Scan the material and copy every line in which "препараты" appears.

+++++

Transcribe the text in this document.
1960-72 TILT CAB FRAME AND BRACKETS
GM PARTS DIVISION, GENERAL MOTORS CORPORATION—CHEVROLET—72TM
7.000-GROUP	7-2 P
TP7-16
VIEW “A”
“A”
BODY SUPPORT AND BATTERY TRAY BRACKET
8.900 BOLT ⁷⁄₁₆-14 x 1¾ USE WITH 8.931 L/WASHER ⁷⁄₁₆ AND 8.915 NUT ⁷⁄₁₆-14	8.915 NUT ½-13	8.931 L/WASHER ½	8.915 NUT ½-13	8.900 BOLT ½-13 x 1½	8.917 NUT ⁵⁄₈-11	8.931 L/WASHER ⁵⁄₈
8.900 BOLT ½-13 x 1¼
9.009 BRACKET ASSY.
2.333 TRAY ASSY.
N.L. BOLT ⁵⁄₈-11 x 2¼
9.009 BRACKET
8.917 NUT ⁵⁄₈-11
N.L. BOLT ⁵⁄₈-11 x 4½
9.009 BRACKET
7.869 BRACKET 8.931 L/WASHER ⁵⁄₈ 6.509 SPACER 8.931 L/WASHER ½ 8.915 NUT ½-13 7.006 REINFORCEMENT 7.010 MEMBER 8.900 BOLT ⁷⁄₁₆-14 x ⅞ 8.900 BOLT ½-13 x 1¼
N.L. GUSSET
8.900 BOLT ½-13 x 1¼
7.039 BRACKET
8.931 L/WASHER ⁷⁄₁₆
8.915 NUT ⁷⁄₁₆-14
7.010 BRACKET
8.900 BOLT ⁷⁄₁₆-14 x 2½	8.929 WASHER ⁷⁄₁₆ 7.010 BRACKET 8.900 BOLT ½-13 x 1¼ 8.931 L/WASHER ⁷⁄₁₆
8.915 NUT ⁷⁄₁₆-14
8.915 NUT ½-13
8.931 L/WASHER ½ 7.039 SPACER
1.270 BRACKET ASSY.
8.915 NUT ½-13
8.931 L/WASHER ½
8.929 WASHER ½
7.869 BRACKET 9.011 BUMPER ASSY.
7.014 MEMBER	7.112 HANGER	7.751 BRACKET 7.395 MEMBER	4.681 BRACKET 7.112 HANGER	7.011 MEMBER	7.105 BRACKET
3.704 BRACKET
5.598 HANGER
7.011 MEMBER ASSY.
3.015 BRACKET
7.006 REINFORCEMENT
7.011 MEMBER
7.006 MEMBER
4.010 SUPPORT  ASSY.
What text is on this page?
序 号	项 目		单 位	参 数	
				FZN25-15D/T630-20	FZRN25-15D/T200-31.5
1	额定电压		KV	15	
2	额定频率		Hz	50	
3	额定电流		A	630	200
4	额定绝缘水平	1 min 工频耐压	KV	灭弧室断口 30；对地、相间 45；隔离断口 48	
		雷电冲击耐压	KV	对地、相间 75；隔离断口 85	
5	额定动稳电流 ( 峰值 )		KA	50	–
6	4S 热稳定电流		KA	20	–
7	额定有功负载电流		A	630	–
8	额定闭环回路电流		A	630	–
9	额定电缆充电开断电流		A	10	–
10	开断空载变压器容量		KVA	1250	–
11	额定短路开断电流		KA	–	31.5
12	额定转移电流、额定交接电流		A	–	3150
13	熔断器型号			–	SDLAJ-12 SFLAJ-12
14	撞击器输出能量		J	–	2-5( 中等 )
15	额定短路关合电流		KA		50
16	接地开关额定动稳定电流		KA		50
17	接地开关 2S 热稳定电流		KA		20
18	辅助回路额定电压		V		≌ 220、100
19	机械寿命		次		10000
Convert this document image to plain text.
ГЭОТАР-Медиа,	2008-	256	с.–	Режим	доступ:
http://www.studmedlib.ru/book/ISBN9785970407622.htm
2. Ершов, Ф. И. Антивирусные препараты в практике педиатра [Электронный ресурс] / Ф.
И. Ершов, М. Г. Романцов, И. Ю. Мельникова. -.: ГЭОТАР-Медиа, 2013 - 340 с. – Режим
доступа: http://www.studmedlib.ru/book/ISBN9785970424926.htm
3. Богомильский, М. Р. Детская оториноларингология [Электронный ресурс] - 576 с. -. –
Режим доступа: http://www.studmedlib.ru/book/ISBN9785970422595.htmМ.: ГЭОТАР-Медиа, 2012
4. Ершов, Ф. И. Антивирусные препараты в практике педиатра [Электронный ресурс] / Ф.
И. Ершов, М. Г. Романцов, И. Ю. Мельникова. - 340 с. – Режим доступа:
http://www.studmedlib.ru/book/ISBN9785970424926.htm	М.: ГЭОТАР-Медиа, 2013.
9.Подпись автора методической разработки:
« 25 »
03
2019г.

+++++

• _TASK RESPONSE_
2. Ершов, Ф. И. Антивирусные препараты в практике педиатра [Электронный ресурс] / Ф.
4. Ершов, Ф. И. Антивирусные препараты в практике педиатра [Электронный ресурс] / Ф.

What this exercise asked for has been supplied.